**WHAT YOU NEED TO DO:** Pick out all lines in the listing holding the string "name" and copy them.

**ENTRIES SHOWN:**
————————

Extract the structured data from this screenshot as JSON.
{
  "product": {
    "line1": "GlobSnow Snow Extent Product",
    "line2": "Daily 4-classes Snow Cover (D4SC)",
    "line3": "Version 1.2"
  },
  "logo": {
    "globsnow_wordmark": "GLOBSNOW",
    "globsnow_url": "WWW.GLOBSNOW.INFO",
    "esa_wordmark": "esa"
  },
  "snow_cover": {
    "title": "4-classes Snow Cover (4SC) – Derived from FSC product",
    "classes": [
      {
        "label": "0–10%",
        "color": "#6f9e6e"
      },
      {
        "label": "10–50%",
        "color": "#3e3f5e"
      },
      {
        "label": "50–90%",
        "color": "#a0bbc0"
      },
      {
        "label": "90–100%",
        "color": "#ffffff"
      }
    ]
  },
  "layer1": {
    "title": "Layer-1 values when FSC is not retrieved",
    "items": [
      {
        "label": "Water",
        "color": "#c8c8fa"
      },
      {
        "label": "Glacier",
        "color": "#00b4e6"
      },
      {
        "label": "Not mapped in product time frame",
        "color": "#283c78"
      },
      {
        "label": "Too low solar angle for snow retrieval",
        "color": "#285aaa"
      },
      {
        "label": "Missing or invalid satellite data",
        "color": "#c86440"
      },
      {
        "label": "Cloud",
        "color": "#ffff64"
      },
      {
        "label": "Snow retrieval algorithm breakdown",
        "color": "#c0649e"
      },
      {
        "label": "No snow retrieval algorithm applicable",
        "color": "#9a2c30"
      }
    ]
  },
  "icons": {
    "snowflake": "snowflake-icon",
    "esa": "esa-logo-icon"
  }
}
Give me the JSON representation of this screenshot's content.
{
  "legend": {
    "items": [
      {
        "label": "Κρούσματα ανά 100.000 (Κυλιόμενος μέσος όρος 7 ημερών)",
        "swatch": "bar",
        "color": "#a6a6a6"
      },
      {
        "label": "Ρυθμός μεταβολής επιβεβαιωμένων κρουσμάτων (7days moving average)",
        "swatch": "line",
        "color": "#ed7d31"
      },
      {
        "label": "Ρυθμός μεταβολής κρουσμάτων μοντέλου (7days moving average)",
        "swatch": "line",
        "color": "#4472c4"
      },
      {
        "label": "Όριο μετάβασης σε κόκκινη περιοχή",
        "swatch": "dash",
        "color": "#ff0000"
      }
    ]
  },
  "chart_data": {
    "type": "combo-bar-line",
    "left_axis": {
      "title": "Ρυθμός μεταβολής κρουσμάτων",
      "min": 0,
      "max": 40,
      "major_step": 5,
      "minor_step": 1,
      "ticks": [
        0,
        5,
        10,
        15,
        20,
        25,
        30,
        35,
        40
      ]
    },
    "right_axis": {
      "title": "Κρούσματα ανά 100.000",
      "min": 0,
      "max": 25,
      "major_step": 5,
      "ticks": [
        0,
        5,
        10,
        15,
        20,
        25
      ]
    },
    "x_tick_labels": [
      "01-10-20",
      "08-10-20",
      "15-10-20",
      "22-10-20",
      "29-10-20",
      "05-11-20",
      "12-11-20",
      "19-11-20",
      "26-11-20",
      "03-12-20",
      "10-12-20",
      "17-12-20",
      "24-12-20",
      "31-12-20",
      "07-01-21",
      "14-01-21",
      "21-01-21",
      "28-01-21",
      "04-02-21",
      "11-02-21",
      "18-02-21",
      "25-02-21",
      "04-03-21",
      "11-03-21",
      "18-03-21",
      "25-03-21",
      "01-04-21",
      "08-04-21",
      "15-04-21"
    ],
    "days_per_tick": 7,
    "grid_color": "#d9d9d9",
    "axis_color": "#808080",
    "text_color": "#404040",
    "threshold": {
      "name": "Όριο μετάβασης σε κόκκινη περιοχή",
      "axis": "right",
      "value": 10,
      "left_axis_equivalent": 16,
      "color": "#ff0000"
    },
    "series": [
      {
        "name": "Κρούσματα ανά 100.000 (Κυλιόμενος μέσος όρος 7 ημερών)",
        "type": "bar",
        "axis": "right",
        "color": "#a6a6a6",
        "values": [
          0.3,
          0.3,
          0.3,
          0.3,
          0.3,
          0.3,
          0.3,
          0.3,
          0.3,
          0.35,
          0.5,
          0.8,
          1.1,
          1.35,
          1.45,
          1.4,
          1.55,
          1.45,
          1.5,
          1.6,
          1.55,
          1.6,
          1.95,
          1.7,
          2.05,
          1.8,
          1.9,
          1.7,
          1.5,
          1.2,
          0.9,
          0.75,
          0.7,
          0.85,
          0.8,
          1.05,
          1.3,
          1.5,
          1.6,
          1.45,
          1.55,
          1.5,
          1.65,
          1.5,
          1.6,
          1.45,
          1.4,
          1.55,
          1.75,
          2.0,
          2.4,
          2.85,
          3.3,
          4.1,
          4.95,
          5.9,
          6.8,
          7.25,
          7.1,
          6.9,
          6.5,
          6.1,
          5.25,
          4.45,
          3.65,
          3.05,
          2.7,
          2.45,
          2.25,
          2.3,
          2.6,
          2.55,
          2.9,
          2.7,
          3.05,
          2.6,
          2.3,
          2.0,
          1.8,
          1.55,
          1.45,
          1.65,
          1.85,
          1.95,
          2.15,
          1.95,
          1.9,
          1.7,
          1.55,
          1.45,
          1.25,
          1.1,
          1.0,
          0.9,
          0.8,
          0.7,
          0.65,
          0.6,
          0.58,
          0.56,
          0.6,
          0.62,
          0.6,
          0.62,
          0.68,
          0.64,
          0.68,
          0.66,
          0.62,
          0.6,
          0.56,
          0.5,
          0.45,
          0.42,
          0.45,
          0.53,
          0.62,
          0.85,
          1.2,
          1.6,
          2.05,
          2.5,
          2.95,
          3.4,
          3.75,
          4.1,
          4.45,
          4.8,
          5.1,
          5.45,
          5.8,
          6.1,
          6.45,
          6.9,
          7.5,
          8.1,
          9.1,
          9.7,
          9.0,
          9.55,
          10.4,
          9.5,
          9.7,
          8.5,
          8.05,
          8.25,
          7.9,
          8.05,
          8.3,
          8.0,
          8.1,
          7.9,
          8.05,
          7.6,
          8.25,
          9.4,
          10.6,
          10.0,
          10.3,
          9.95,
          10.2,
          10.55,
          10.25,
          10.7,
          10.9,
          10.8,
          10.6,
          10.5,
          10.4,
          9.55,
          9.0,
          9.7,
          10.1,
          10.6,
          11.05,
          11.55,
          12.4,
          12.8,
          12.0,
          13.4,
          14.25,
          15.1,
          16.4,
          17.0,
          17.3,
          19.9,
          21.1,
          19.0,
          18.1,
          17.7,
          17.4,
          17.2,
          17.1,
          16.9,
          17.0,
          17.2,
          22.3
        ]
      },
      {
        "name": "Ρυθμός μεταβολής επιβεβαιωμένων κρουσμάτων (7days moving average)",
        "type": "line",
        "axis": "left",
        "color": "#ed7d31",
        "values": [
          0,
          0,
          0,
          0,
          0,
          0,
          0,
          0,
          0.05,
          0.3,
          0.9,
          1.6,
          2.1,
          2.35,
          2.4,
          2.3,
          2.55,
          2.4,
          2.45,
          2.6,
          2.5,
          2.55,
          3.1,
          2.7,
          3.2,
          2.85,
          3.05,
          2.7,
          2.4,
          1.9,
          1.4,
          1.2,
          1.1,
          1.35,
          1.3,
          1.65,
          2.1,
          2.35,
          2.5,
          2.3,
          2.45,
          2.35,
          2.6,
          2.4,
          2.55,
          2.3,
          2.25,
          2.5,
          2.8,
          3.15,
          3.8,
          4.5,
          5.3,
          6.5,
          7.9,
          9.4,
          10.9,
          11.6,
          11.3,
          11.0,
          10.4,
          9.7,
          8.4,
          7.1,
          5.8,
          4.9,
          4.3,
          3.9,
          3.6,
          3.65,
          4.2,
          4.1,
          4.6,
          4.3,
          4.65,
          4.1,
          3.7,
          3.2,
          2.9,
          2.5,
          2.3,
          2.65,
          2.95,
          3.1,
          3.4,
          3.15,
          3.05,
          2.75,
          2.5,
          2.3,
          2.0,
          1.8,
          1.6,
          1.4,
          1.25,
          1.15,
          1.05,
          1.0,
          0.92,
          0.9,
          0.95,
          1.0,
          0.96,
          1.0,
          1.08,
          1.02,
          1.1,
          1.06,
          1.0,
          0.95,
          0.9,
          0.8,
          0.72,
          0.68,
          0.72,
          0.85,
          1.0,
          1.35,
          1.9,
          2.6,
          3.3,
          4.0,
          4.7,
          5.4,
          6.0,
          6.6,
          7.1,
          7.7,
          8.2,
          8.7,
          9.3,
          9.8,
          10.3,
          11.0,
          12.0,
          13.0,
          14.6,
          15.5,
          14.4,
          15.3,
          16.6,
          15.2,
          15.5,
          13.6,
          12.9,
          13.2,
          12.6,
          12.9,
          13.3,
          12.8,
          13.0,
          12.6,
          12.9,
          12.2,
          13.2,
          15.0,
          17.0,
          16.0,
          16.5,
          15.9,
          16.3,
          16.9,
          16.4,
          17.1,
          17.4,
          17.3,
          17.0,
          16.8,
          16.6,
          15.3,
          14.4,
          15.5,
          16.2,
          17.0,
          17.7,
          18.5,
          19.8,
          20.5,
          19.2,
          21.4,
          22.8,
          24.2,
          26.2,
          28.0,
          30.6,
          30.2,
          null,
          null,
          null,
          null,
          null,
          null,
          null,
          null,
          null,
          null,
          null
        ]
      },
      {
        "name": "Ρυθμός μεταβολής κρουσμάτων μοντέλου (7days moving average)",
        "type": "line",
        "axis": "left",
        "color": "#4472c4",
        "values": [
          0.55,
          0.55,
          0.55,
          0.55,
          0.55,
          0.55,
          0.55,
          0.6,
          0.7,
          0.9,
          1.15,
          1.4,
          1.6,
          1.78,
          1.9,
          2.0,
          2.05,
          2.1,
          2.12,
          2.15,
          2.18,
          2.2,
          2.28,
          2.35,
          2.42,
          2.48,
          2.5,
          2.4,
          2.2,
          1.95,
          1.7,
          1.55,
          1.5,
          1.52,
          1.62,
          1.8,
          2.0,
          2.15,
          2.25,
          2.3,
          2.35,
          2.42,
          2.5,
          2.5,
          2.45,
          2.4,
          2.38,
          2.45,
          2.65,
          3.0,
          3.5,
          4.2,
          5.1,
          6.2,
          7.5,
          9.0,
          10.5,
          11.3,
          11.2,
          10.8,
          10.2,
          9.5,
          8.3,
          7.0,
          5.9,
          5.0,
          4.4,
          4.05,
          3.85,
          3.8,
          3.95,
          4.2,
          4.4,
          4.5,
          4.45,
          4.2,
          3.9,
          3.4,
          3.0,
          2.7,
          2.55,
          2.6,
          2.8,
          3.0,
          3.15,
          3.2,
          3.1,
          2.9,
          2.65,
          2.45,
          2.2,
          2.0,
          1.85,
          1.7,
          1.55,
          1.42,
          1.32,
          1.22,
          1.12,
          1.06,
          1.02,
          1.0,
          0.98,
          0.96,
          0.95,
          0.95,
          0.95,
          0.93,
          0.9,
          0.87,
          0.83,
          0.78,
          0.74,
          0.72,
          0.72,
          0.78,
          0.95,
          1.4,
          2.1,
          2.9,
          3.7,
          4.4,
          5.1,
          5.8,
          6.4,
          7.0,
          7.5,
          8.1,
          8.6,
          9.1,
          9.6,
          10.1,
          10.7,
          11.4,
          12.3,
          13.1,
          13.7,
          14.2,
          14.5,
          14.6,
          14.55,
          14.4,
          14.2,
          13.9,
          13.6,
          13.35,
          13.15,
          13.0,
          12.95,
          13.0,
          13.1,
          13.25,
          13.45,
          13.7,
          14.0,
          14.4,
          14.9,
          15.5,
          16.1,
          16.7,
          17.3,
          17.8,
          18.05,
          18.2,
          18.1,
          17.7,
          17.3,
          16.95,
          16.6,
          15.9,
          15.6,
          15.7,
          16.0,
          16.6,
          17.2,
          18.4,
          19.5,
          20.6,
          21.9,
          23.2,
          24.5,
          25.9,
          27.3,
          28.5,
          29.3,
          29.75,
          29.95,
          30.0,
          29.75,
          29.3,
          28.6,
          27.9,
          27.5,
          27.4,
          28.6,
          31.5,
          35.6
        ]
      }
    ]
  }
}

————————

**RESULT FOR THIS TASK:**
      "name": "Όριο μετάβασης σε κόκκινη περιοχή",
        "name": "Κρούσματα ανά 100.000 (Κυλιόμενος μέσος όρος 7 ημερών)",
        "name": "Ρυθμός μεταβολής επιβεβαιωμένων κρουσμάτων (7days moving average)",
        "name": "Ρυθμός μεταβολής κρουσμάτων μοντέλου (7days moving average)",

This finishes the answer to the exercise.